### WHAT TO WORK ON
Within the listing below, locate all lines containing the word "ylabel". Copy each one.

### LISTED RECORDS
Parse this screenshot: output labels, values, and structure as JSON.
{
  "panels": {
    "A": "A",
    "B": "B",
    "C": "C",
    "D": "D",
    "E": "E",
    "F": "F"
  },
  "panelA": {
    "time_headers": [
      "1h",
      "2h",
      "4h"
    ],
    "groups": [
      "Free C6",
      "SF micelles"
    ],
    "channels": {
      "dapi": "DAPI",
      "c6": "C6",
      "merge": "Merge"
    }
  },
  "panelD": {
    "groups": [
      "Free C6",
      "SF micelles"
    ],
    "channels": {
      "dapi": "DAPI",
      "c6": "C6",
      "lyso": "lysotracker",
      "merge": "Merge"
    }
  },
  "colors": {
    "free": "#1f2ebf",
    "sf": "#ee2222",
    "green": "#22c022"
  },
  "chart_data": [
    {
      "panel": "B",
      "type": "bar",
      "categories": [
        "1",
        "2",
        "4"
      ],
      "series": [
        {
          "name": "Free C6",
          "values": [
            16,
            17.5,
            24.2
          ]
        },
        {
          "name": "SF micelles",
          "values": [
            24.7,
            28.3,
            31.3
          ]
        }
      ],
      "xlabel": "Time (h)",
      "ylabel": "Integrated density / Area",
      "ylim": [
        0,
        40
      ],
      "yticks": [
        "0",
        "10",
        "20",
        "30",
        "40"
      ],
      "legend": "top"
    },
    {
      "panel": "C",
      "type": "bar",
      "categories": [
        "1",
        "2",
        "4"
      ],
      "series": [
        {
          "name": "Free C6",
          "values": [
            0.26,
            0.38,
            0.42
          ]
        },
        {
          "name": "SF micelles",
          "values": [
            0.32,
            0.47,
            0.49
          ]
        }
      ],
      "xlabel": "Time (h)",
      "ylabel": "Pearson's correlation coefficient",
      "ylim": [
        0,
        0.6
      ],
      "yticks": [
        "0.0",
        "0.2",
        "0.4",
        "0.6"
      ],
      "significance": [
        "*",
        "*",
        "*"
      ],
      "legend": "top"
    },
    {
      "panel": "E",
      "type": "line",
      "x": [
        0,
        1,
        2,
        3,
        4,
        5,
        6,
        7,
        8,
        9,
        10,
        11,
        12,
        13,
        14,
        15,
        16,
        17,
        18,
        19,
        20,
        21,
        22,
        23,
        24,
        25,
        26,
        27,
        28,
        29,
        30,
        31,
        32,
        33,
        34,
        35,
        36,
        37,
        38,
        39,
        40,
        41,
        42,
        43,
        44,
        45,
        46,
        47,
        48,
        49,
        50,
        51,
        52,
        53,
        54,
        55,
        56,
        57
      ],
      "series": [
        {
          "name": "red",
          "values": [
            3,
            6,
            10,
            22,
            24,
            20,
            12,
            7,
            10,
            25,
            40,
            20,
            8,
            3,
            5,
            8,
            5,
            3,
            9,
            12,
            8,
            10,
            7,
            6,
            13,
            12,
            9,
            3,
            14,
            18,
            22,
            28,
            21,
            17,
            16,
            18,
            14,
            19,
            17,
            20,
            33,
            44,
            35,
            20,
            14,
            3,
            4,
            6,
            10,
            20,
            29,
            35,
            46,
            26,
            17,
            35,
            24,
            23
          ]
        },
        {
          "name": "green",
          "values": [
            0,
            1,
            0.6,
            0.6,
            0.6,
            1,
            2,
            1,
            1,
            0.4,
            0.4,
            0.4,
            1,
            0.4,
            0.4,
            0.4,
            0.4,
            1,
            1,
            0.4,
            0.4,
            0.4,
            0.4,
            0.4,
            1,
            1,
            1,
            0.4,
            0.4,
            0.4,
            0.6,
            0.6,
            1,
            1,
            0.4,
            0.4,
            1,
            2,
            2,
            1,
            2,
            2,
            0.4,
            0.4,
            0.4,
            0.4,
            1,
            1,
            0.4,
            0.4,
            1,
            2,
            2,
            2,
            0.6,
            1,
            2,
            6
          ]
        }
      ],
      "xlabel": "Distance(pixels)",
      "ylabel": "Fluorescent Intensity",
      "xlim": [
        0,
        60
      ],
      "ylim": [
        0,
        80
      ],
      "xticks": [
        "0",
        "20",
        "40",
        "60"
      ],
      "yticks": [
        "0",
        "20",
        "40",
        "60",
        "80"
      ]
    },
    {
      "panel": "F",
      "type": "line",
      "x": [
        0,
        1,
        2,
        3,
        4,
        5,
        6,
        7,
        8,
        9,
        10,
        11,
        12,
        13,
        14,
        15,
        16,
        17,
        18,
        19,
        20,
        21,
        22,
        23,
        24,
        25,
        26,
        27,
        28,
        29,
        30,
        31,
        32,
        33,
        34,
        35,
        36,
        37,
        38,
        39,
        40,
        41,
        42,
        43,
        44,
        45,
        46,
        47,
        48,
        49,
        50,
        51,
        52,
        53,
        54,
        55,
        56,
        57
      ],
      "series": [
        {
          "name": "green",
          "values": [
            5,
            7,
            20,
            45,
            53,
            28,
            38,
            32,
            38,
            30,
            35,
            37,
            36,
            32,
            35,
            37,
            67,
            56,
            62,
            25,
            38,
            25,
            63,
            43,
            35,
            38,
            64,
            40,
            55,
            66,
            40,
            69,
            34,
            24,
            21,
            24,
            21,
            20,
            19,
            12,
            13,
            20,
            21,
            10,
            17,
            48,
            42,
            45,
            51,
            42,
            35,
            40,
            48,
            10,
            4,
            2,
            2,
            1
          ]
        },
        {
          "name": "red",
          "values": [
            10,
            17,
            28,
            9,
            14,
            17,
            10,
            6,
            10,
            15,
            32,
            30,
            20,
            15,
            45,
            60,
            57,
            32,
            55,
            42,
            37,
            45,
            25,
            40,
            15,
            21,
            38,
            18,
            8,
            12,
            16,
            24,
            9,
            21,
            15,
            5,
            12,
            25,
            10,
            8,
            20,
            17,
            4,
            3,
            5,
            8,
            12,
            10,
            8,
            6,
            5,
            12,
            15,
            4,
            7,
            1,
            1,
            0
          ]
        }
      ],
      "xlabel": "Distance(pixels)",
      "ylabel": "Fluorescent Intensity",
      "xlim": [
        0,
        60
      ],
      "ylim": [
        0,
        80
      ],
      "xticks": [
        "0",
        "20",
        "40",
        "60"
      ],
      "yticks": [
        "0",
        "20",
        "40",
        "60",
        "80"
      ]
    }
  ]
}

### EXERCISE ANSWER
      "ylabel": "Integrated density / Area",
      "ylabel": "Pearson's correlation coefficient",
      "ylabel": "Fluorescent Intensity",
      "ylabel": "Fluorescent Intensity",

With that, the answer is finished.